Task description:
Return the lines where the word "JSON" occurs.

Extracted records:
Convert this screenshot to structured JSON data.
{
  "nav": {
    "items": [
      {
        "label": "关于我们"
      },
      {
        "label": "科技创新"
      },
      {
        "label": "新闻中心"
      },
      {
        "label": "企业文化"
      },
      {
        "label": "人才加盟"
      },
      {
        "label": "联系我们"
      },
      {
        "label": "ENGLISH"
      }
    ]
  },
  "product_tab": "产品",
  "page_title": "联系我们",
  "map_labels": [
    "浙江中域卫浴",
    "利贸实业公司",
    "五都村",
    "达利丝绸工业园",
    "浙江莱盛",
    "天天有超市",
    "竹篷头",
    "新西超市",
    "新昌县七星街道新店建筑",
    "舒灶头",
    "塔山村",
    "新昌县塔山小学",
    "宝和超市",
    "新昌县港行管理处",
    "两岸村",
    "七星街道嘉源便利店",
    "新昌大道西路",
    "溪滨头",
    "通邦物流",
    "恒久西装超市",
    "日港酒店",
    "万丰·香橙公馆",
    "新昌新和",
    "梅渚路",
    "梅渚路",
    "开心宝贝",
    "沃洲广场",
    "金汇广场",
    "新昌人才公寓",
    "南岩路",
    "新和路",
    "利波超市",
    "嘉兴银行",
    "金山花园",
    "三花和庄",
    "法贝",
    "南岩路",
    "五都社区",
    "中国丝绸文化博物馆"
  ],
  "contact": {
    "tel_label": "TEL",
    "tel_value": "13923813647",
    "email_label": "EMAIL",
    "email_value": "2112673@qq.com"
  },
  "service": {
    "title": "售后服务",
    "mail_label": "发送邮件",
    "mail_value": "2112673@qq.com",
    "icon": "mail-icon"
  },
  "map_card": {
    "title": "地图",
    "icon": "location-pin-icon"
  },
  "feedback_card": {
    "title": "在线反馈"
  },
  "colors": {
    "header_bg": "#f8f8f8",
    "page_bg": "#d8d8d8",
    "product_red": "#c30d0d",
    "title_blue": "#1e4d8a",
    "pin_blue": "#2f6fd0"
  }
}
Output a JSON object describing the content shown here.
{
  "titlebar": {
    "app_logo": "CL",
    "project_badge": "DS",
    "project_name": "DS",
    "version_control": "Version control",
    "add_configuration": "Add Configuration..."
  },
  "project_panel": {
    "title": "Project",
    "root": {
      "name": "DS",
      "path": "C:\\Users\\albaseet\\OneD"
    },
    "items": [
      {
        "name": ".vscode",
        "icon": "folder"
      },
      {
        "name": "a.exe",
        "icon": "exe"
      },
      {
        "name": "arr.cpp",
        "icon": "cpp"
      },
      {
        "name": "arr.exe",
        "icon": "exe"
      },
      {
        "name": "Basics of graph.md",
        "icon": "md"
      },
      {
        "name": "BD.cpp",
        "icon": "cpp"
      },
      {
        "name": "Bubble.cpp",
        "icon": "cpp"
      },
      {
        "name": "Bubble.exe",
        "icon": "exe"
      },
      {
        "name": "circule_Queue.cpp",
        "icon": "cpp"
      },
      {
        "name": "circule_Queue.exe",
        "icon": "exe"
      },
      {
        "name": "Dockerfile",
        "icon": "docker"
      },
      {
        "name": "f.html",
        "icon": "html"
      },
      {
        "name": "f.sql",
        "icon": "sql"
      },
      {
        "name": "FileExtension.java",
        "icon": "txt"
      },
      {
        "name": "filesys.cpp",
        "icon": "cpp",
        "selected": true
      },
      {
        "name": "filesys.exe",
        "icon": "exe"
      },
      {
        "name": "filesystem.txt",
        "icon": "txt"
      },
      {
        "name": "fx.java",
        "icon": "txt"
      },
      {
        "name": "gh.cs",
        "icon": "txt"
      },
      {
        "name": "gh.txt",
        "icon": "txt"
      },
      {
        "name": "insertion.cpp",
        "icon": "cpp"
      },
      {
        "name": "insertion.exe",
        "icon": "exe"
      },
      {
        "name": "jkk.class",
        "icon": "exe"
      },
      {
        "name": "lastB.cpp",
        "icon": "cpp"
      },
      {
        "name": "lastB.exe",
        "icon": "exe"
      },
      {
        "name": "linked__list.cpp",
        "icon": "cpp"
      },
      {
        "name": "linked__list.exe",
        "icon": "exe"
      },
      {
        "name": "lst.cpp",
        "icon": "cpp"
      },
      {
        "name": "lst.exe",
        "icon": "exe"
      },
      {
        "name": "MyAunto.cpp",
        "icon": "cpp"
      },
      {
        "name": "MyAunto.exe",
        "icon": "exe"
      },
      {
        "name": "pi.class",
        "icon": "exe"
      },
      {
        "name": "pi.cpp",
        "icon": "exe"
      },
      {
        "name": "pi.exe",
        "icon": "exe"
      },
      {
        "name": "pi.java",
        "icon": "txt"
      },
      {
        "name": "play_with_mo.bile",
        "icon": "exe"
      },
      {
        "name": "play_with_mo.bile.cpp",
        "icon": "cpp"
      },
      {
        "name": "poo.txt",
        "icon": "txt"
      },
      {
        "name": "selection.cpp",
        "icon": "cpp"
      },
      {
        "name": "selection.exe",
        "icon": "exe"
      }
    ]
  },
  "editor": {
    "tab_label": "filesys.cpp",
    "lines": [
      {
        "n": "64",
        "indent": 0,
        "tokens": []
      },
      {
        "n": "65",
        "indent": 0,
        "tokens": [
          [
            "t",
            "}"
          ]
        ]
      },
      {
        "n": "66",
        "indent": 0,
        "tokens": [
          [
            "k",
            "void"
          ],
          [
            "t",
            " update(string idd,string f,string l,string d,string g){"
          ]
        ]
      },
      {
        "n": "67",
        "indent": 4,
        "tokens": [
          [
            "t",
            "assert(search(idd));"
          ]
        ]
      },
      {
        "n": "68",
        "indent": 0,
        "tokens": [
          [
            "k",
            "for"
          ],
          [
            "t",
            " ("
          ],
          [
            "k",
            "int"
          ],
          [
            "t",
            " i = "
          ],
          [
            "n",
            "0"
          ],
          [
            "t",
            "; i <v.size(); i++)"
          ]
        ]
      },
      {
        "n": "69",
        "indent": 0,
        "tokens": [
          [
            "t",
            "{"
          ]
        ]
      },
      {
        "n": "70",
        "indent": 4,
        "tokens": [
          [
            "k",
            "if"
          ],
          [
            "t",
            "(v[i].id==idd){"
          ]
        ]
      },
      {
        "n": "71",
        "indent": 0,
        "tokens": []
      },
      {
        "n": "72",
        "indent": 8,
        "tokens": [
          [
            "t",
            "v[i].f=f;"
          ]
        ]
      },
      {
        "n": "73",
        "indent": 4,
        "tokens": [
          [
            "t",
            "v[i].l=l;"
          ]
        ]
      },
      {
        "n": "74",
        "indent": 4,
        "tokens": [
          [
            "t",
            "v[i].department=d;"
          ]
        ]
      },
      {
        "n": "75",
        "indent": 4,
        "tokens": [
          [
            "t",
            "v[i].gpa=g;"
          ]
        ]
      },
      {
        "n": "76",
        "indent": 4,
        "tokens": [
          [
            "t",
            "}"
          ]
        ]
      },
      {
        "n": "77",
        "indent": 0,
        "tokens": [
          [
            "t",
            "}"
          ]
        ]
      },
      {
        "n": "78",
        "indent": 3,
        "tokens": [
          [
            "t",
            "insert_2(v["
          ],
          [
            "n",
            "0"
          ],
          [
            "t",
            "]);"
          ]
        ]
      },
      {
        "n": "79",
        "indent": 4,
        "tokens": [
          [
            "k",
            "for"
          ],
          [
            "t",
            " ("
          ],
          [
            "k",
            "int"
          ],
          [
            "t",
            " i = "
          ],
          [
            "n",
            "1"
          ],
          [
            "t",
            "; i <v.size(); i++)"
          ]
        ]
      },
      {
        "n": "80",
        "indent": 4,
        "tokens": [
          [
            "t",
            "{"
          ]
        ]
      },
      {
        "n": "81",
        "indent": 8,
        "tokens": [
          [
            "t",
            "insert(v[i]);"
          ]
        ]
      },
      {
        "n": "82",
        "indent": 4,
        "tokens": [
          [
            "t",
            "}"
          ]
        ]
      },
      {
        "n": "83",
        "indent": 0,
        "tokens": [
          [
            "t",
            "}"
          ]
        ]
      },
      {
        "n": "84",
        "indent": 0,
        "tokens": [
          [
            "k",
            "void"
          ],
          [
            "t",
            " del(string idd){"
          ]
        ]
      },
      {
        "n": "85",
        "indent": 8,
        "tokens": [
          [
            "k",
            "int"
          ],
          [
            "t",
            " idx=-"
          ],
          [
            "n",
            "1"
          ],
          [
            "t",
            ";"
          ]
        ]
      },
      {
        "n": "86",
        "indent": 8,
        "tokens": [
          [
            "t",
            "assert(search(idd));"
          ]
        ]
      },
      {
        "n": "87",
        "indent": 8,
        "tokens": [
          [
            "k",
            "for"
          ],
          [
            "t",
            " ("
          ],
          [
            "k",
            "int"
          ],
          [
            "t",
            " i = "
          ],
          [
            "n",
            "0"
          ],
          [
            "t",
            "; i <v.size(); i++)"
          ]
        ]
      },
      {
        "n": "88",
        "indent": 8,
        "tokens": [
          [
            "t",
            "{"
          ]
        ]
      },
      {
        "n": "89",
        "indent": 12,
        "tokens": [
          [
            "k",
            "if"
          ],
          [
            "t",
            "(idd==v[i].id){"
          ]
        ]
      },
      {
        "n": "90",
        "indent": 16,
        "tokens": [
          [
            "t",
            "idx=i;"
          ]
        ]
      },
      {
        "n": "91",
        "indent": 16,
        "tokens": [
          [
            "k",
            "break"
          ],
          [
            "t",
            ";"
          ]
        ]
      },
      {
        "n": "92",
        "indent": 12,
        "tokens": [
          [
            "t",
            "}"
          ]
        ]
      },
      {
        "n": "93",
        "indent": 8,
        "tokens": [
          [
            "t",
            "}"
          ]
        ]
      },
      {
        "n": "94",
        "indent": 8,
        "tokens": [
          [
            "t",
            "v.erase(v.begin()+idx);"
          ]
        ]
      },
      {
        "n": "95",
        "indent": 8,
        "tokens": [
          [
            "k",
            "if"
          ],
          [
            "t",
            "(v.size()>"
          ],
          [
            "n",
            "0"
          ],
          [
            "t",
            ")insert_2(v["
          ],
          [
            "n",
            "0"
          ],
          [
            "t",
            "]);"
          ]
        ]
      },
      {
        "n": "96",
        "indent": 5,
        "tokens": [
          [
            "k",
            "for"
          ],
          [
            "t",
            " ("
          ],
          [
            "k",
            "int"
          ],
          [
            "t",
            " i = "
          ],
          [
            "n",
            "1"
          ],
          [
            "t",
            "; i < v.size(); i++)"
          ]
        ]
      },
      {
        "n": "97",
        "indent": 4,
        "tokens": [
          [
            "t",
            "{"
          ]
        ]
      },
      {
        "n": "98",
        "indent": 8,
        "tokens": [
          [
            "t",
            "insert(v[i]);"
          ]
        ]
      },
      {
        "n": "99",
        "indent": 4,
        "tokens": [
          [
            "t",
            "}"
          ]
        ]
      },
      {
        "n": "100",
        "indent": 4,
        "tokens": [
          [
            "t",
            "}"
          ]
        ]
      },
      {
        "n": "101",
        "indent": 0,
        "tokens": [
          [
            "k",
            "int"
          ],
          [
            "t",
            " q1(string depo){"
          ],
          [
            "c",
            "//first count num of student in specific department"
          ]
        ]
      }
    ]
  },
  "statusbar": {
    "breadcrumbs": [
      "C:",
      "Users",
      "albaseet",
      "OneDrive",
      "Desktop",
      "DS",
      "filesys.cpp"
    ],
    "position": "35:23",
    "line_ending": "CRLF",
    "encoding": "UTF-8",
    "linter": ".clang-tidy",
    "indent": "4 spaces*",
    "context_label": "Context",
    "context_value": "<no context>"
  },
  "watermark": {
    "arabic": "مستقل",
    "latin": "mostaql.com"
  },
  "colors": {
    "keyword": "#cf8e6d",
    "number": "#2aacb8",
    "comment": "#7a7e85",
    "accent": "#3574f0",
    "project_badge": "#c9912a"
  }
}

Exercise result:
Convert this screenshot to structured JSON data.
Output a JSON object describing the content shown here.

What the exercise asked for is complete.